TASK INPUT
>> begin
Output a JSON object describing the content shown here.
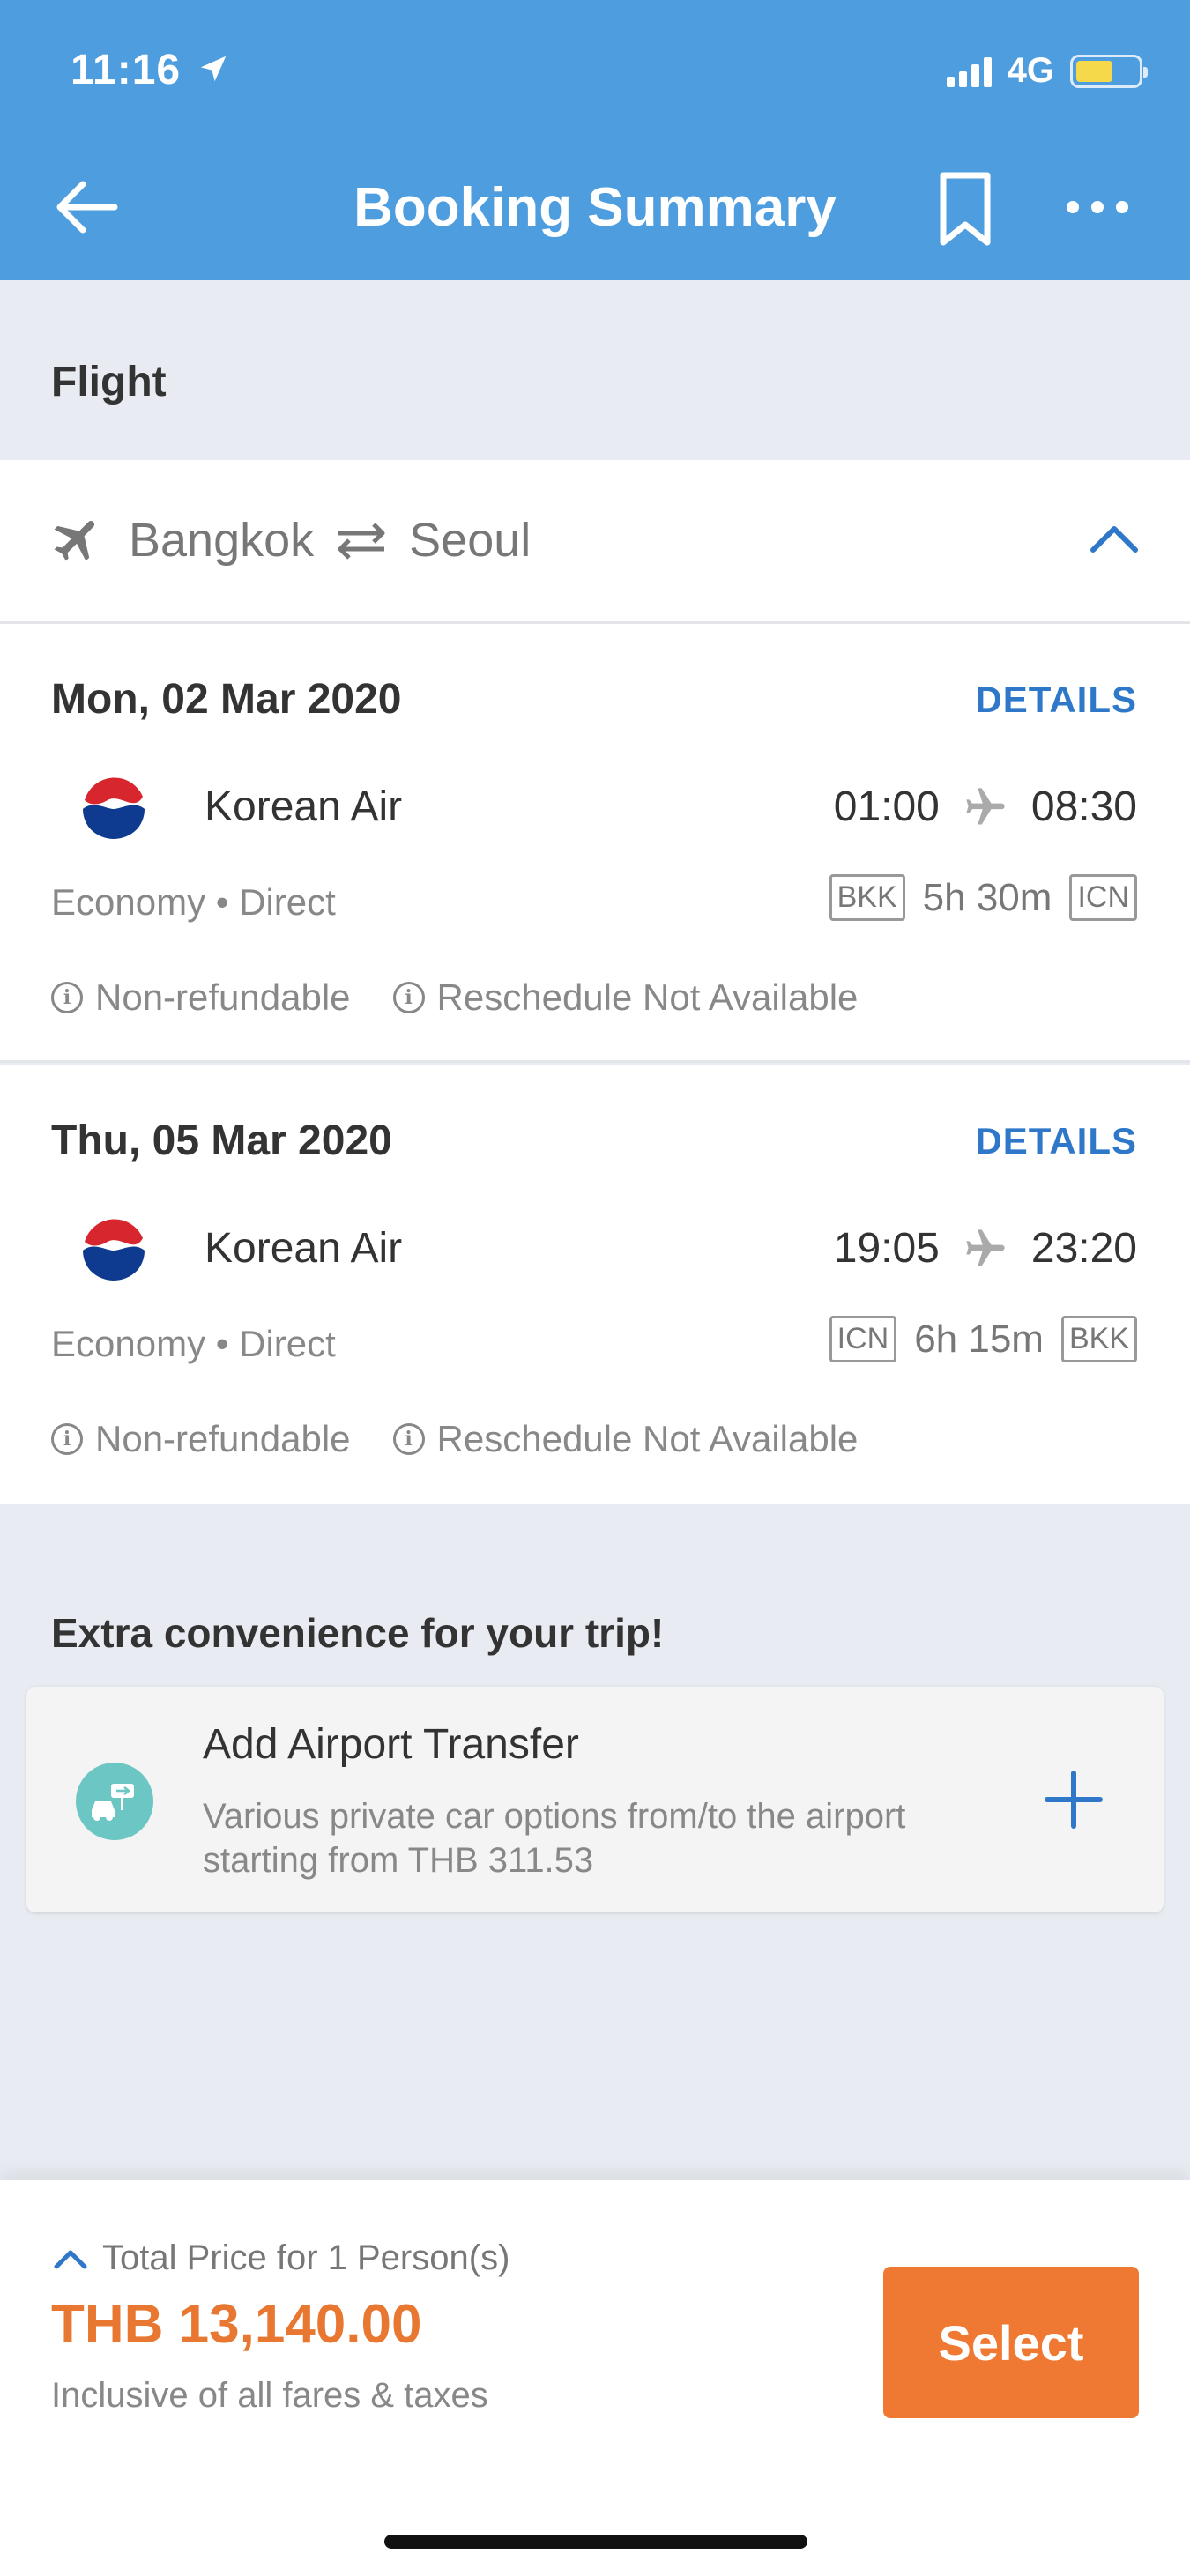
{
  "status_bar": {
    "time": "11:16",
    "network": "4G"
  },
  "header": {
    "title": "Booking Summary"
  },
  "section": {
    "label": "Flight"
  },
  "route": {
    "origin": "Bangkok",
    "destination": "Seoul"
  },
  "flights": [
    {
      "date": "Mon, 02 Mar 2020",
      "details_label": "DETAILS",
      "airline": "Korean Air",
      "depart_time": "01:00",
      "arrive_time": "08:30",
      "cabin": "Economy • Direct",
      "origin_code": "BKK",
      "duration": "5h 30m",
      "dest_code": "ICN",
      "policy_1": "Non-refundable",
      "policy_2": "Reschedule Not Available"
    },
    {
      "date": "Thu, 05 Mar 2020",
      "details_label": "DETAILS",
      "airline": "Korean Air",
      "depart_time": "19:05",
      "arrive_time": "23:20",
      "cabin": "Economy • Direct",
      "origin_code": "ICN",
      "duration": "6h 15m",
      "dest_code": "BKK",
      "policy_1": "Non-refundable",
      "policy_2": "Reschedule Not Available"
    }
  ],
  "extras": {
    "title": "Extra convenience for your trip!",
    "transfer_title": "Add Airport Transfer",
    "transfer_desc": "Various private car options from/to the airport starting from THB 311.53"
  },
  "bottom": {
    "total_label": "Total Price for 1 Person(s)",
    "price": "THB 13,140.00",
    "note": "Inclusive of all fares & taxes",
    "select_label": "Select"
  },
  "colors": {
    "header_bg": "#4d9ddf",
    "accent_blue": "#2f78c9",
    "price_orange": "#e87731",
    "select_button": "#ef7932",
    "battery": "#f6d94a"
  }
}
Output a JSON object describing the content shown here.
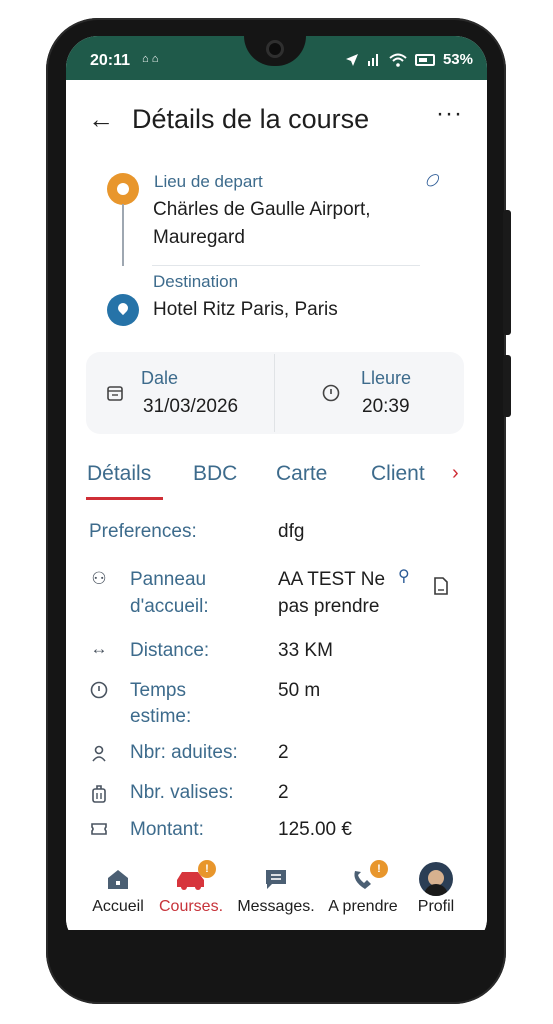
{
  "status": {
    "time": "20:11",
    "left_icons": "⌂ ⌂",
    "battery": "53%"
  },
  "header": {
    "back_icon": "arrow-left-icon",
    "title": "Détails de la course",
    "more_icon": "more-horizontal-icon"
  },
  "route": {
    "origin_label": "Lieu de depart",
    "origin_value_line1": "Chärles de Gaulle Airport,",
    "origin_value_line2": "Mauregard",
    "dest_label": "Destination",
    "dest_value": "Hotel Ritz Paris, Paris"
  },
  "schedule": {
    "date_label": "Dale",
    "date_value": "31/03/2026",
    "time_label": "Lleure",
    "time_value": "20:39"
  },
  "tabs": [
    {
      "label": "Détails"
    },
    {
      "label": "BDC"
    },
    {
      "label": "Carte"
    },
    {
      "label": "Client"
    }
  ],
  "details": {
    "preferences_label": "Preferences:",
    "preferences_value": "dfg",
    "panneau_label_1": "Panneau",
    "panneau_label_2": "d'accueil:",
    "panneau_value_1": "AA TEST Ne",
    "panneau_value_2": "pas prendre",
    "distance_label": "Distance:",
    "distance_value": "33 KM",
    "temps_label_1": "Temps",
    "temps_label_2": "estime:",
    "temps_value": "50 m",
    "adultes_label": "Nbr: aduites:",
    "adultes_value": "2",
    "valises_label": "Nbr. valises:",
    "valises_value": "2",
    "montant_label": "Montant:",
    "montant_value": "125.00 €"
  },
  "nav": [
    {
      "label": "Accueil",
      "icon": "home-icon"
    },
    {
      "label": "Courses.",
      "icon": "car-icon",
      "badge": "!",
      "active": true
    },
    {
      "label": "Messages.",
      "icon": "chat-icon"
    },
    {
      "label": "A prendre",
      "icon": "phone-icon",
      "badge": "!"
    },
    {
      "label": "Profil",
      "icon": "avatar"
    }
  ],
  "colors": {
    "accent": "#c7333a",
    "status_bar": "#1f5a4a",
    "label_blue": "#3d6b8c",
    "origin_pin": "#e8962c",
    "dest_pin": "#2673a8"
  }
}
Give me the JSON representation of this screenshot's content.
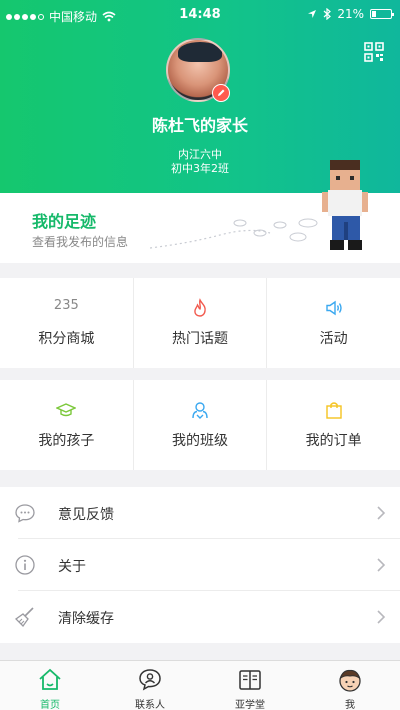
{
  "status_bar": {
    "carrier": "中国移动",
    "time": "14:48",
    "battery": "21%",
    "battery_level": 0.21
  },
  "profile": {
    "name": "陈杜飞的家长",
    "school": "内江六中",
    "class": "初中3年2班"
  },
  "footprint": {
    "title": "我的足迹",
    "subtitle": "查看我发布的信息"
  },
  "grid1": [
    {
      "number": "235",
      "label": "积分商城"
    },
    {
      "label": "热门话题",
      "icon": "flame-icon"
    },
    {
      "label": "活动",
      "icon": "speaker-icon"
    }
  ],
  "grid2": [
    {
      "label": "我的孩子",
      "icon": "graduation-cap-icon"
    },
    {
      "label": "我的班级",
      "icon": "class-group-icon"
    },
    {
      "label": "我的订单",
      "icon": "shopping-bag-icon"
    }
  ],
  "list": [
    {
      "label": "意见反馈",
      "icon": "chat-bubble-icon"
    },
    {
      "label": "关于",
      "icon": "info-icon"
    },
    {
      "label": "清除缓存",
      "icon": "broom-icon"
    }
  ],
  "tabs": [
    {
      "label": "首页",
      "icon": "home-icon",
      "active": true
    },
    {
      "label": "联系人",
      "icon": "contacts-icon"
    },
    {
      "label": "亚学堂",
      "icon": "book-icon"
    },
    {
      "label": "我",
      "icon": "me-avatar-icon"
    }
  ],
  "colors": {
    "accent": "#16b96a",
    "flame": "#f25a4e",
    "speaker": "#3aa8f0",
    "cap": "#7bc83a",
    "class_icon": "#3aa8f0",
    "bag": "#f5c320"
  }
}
>> end
AIM
Your copy should hold every record word for word and none of the pictures.

COMPLETE OUTPUT
Output a JSON object describing the content shown here.
{
  "status_bar": {
    "time": "11:16",
    "network": "4G"
  },
  "header": {
    "title": "Booking Summary"
  },
  "section": {
    "label": "Flight"
  },
  "route": {
    "origin": "Bangkok",
    "destination": "Seoul"
  },
  "flights": [
    {
      "date": "Mon, 02 Mar 2020",
      "details_label": "DETAILS",
      "airline": "Korean Air",
      "depart_time": "01:00",
      "arrive_time": "08:30",
      "cabin": "Economy • Direct",
      "origin_code": "BKK",
      "duration": "5h 30m",
      "dest_code": "ICN",
      "policy_1": "Non-refundable",
      "policy_2": "Reschedule Not Available"
    },
    {
      "date": "Thu, 05 Mar 2020",
      "details_label": "DETAILS",
      "airline": "Korean Air",
      "depart_time": "19:05",
      "arrive_time": "23:20",
      "cabin": "Economy • Direct",
      "origin_code": "ICN",
      "duration": "6h 15m",
      "dest_code": "BKK",
      "policy_1": "Non-refundable",
      "policy_2": "Reschedule Not Available"
    }
  ],
  "extras": {
    "title": "Extra convenience for your trip!",
    "transfer_title": "Add Airport Transfer",
    "transfer_desc": "Various private car options from/to the airport starting from THB 311.53"
  },
  "bottom": {
    "total_label": "Total Price for 1 Person(s)",
    "price": "THB 13,140.00",
    "note": "Inclusive of all fares & taxes",
    "select_label": "Select"
  },
  "colors": {
    "header_bg": "#4d9ddf",
    "accent_blue": "#2f78c9",
    "price_orange": "#e87731",
    "select_button": "#ef7932",
    "battery": "#f6d94a"
  }
}
Output a JSON object describing the content shown here.
{
  "status": {
    "time": "20:11",
    "left_icons": "⌂ ⌂",
    "battery": "53%"
  },
  "header": {
    "back_icon": "arrow-left-icon",
    "title": "Détails de la course",
    "more_icon": "more-horizontal-icon"
  },
  "route": {
    "origin_label": "Lieu de depart",
    "origin_value_line1": "Chärles de Gaulle Airport,",
    "origin_value_line2": "Mauregard",
    "dest_label": "Destination",
    "dest_value": "Hotel Ritz Paris, Paris"
  },
  "schedule": {
    "date_label": "Dale",
    "date_value": "31/03/2026",
    "time_label": "Lleure",
    "time_value": "20:39"
  },
  "tabs": [
    {
      "label": "Détails"
    },
    {
      "label": "BDC"
    },
    {
      "label": "Carte"
    },
    {
      "label": "Client"
    }
  ],
  "details": {
    "preferences_label": "Preferences:",
    "preferences_value": "dfg",
    "panneau_label_1": "Panneau",
    "panneau_label_2": "d'accueil:",
    "panneau_value_1": "AA TEST Ne",
    "panneau_value_2": "pas prendre",
    "distance_label": "Distance:",
    "distance_value": "33 KM",
    "temps_label_1": "Temps",
    "temps_label_2": "estime:",
    "temps_value": "50 m",
    "adultes_label": "Nbr: aduites:",
    "adultes_value": "2",
    "valises_label": "Nbr. valises:",
    "valises_value": "2",
    "montant_label": "Montant:",
    "montant_value": "125.00 €"
  },
  "nav": [
    {
      "label": "Accueil",
      "icon": "home-icon"
    },
    {
      "label": "Courses.",
      "icon": "car-icon",
      "badge": "!",
      "active": true
    },
    {
      "label": "Messages.",
      "icon": "chat-icon"
    },
    {
      "label": "A prendre",
      "icon": "phone-icon",
      "badge": "!"
    },
    {
      "label": "Profil",
      "icon": "avatar"
    }
  ],
  "colors": {
    "accent": "#c7333a",
    "status_bar": "#1f5a4a",
    "label_blue": "#3d6b8c",
    "origin_pin": "#e8962c",
    "dest_pin": "#2673a8"
  }
}
Give me the JSON representation of this screenshot's content.
{
  "status_bar": {
    "carrier": "中国移动",
    "time": "14:48",
    "battery": "21%",
    "battery_level": 0.21
  },
  "profile": {
    "name": "陈杜飞的家长",
    "school": "内江六中",
    "class": "初中3年2班"
  },
  "footprint": {
    "title": "我的足迹",
    "subtitle": "查看我发布的信息"
  },
  "grid1": [
    {
      "number": "235",
      "label": "积分商城"
    },
    {
      "label": "热门话题",
      "icon": "flame-icon"
    },
    {
      "label": "活动",
      "icon": "speaker-icon"
    }
  ],
  "grid2": [
    {
      "label": "我的孩子",
      "icon": "graduation-cap-icon"
    },
    {
      "label": "我的班级",
      "icon": "class-group-icon"
    },
    {
      "label": "我的订单",
      "icon": "shopping-bag-icon"
    }
  ],
  "list": [
    {
      "label": "意见反馈",
      "icon": "chat-bubble-icon"
    },
    {
      "label": "关于",
      "icon": "info-icon"
    },
    {
      "label": "清除缓存",
      "icon": "broom-icon"
    }
  ],
  "tabs": [
    {
      "label": "首页",
      "icon": "home-icon",
      "active": true
    },
    {
      "label": "联系人",
      "icon": "contacts-icon"
    },
    {
      "label": "亚学堂",
      "icon": "book-icon"
    },
    {
      "label": "我",
      "icon": "me-avatar-icon"
    }
  ],
  "colors": {
    "accent": "#16b96a",
    "flame": "#f25a4e",
    "speaker": "#3aa8f0",
    "cap": "#7bc83a",
    "class_icon": "#3aa8f0",
    "bag": "#f5c320"
  }
}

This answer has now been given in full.